__PAGE EXTRACT__.
§

# Bestiality Still Legal In 8 States: Texas Next To Outlaw



## Muhammed45

*Bestiality Still Legal In 8 States: Texas Next To Outlaw*
BY JAMIE JOSEPH @JAMIE_ROEBUCK ON 03/31/17 AT 11:50 AM


A bill proceeding in the Texas House would officially make bestiality — or sexual acts with animals — illegal. If found participating in, promoting or witnessing sexual contact with an animal, the subject could be sentenced for up to two years in state prison. If the animal were to suffer major bodily harm or die from sexual contact by a human, the offender could be prosecuted with a second-degree felony charge under the new proposal.

Forty-two states made bestiality a crime, while Hawaii, Kentucky, Nevada, New Mexico, Vermont, West Virginia, Wyoming and Texas were the only states that had no direct ban for sexual contact with an animal. 

_*Read: *German Bestiality Law: Challenge To Ban On Sex With Animals Thrown Out Of Court_

State Rep. Carol Alvarado, the author of Texas House Bill 1087, told the Texas Tribune Friday that in the state's current laws, "There's nothing in the law that protects animals from sexual abuse."

Alvarado said the law would protect children from pedophiles and sexual violence due to the results of a sexual offense study in 2008, which found that child sex abuse was higher if the perpetrator had previous relations with an animal. 

"I don't know how somebody can turn a blind eye to that, defend that or ignore that," Alvarado said.

§

__DATA LINES__.
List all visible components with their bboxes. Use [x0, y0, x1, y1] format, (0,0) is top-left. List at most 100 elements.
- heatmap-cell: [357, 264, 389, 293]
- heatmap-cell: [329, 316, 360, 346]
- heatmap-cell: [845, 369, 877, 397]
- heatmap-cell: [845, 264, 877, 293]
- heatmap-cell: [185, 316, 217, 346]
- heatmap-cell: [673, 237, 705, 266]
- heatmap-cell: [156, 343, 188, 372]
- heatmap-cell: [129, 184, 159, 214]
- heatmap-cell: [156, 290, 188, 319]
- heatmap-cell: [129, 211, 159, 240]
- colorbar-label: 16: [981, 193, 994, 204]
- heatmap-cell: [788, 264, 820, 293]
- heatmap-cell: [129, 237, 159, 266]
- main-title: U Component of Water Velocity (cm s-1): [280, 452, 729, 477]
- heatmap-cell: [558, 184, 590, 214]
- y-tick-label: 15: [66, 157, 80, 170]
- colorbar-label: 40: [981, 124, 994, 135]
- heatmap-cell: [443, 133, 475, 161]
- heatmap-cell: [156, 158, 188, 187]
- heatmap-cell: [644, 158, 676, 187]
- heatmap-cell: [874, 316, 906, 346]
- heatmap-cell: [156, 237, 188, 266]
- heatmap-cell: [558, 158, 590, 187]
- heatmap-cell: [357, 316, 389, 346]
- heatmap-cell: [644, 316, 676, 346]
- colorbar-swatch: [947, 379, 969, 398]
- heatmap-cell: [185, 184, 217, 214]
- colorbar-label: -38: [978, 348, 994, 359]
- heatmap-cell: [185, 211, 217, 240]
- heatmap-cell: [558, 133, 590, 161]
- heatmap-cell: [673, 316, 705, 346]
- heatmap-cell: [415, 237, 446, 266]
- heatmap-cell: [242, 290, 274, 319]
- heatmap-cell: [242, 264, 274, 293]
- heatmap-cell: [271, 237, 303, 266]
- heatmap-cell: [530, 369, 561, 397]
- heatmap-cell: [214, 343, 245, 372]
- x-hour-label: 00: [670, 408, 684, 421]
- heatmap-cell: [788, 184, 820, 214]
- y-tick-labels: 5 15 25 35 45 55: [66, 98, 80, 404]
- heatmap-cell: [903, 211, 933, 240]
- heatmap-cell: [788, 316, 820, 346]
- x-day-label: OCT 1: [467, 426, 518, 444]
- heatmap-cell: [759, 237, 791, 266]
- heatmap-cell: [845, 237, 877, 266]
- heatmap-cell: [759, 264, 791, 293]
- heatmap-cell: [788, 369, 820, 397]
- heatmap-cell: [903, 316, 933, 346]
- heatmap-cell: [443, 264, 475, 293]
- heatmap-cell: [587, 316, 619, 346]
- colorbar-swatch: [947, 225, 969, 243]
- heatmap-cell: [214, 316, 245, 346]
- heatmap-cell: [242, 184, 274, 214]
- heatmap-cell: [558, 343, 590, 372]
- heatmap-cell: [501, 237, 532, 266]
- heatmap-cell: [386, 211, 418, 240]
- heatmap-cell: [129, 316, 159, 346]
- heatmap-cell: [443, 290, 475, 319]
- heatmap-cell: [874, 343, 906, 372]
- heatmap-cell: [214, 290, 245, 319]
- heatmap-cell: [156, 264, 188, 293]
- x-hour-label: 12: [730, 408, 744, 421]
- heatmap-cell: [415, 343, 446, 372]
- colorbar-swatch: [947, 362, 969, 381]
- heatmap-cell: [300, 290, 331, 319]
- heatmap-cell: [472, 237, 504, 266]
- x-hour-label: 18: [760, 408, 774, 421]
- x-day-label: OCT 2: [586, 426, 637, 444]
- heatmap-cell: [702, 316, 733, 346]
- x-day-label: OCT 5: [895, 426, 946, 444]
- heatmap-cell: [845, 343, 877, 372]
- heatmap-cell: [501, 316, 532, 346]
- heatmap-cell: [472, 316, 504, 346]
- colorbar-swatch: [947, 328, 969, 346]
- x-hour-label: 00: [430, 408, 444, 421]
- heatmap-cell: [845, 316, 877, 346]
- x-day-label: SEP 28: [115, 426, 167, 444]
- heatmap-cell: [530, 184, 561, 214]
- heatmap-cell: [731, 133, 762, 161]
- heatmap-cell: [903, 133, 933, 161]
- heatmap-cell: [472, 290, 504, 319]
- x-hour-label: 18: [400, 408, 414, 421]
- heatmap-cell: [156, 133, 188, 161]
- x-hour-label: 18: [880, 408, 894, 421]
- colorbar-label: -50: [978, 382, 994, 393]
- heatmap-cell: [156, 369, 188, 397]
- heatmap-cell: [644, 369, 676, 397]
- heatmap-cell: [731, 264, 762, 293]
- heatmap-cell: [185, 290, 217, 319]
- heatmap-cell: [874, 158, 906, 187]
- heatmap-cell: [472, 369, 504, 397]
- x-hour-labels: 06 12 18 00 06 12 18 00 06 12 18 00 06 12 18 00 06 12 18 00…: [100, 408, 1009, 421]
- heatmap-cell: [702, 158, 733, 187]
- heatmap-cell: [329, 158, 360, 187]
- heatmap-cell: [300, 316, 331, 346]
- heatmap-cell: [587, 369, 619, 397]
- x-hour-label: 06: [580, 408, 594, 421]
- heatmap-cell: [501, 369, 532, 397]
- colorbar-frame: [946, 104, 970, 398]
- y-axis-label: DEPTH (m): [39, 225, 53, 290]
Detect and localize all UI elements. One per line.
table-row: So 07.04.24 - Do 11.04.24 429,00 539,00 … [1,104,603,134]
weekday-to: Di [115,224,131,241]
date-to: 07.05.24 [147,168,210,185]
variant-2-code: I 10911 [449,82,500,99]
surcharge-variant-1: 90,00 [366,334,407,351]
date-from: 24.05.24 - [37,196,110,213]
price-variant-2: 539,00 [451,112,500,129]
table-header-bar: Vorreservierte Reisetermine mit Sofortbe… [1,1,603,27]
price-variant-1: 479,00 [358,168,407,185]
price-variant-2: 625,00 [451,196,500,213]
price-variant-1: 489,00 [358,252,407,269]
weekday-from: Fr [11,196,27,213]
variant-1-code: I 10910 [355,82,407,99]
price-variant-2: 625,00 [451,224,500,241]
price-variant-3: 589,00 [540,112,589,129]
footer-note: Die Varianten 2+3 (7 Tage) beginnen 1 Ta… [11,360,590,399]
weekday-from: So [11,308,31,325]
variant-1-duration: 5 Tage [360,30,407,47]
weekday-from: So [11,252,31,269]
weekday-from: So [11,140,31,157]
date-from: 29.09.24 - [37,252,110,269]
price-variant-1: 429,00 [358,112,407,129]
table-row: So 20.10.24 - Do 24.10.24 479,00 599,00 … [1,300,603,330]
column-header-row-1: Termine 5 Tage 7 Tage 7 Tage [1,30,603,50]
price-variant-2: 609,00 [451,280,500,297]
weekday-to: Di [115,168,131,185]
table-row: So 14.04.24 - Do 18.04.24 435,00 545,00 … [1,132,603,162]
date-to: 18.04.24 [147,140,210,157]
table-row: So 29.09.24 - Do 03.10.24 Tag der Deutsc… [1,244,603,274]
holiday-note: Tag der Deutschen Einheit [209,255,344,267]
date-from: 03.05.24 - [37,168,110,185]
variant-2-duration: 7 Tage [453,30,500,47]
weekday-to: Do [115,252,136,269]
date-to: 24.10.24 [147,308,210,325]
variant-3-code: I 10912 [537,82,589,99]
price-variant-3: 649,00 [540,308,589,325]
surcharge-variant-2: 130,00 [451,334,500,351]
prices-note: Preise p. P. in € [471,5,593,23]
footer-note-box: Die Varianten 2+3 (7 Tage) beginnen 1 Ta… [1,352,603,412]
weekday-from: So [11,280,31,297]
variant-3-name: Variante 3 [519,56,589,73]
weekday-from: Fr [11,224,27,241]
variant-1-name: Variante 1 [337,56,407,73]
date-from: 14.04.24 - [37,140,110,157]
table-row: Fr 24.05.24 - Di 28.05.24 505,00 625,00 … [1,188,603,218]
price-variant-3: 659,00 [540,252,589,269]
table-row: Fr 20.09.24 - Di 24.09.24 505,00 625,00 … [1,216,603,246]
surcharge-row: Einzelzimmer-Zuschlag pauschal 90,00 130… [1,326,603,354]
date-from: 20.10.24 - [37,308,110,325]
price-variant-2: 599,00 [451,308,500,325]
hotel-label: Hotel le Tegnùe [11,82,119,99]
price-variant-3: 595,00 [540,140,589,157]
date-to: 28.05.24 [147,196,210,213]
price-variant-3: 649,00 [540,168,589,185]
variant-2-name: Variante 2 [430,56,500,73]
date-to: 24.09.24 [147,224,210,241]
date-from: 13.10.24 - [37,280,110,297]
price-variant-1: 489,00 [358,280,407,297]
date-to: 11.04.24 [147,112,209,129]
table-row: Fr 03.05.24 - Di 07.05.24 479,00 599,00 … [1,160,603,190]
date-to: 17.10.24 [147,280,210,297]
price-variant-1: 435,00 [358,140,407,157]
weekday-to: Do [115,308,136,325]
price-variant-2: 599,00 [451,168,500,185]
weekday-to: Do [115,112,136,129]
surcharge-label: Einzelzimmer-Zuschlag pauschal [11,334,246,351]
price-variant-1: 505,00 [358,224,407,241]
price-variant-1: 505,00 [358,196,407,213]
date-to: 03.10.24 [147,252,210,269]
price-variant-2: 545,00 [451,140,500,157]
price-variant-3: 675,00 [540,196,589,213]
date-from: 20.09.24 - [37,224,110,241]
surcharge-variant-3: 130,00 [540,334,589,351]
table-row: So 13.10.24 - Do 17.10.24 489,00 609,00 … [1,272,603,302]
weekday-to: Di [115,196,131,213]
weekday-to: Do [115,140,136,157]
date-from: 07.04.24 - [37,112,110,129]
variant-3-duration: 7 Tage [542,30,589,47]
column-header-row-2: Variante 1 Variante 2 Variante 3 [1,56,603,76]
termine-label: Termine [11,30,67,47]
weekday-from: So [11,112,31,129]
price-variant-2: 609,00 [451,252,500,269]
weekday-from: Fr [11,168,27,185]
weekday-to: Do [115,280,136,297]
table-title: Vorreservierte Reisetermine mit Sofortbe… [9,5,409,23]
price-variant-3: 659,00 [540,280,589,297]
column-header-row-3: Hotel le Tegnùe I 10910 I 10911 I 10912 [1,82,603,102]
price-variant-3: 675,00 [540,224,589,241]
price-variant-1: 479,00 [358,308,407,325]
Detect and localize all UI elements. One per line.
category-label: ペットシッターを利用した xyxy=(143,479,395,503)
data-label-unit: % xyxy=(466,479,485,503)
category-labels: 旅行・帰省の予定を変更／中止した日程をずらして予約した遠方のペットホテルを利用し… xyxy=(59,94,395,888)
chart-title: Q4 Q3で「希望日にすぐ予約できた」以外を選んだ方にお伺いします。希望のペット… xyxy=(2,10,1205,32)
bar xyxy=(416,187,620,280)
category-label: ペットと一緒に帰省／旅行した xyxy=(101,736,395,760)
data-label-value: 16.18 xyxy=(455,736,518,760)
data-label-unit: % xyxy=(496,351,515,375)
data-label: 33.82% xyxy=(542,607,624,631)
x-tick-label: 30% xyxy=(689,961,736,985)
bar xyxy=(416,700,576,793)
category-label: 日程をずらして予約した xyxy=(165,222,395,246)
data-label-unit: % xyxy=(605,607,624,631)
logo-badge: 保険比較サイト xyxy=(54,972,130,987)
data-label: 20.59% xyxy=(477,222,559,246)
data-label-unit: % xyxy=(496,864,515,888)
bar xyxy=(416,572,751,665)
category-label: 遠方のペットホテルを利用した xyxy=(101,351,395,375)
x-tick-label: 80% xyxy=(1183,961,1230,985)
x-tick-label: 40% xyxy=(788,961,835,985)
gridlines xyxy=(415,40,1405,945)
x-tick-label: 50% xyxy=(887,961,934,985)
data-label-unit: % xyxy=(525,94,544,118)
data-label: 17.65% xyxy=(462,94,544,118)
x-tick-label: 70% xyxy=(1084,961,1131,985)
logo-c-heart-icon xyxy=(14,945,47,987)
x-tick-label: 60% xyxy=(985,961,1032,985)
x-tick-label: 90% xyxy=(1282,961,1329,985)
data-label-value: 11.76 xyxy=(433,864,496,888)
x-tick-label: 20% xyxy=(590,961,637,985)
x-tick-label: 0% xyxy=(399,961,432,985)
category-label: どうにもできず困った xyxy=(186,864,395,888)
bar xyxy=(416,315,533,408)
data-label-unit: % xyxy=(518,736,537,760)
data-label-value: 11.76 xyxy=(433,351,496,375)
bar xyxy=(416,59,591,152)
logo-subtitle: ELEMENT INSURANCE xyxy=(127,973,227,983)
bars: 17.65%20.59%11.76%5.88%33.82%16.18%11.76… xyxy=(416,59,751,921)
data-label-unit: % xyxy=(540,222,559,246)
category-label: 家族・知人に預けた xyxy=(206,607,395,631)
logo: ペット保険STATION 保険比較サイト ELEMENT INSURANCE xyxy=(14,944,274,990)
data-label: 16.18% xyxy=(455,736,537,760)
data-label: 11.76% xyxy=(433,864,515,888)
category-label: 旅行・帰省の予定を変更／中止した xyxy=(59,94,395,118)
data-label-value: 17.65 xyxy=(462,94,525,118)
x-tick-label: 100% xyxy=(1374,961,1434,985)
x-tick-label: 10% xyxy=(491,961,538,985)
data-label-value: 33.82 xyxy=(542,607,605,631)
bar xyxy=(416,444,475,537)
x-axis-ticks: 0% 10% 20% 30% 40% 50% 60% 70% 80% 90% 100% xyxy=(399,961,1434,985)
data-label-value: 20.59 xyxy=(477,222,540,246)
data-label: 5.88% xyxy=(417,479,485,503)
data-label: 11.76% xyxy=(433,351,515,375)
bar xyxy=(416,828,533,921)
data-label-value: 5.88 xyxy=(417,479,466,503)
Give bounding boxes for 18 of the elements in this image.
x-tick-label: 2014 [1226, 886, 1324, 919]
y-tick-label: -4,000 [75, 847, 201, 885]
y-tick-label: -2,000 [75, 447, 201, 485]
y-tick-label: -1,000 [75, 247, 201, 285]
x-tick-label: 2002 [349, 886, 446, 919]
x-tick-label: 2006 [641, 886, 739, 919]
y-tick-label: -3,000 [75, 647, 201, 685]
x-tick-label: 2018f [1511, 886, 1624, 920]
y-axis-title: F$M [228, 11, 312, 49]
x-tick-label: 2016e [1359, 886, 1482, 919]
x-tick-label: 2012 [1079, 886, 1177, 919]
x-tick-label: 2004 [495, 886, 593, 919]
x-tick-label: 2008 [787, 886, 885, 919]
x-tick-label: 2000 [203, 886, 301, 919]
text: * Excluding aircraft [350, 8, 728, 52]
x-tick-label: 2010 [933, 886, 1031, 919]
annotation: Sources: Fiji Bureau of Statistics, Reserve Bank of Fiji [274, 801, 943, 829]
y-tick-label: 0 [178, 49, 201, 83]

§

__WORK INSTRUCTIONS__.
1: Print the section of the Texas bill article that begins with the words containing "A bill proceeding" and ends with "contact with an animal.".
2: Which states does the Texas bill article name as having no direct ban on sexual contact with an animal?
3: Pick up the Texas bill article after its last sentence and keep writing.
The entries come from a different source than the Texas bill article.

__THE RESULTS__.
1:
A bill proceeding in the Texas House would officially make bestiality — or sexual acts with animals — illegal. If found participating in, promoting or witnessing sexual contact with an animal, the subject could be sentenced for up to two years in state prison. If the animal were to suffer major bodily harm or die from sexual contact by a human, the offender could be prosecuted with a second-degree felony charge under the new proposal.

Forty-two states made bestiality a crime, while Hawaii, Kentucky, Nevada, New Mexico, Vermont, West Virginia, Wyoming and Texas were the only states that had no direct ban for sexual contact with an animal.

2: Hawaii, Kentucky, Nevada, New Mexico, Vermont, West Virginia, Wyoming, Texas

3:
Officials in Amarillo county proposed the idea of the bill in March, which would fine the offender $200, on top of animal care coverage. Amarillo Animal Management and Welfare Director Richard Havens told KVII-TV that officials have seen eight to 12 cases of bestiality in the state over the last two years. He added dogs are the most victimized animal in these cases.

"We need to come together and redefine what it is to be an animal owner and what acts are allowed to do to our animals," Havens said in March. 

In February, another case circulated when a former Harris County sheriff was imprisoned after a video of him having sex with a dog surfaced online. Police did a forensic sweep on the ex sheriff's computer and found over 200 images of child pornography and bestiality. 

If Alvarado's current bill passes to the House floor, she told the Texas Tribune there would be amendments in the bill's wording that would protect veterinary practitioners from being prosecuted. The bill stated it was "a defense to prosecution under this section that the conduct engaged in by the actor is a generally accepted and otherwise lawful animal husbandry or veterinary practice." Alvarado told the Texas Tribune Friday legislatures would have to rewrite the section of the bill to provide clarity in veterinary practices.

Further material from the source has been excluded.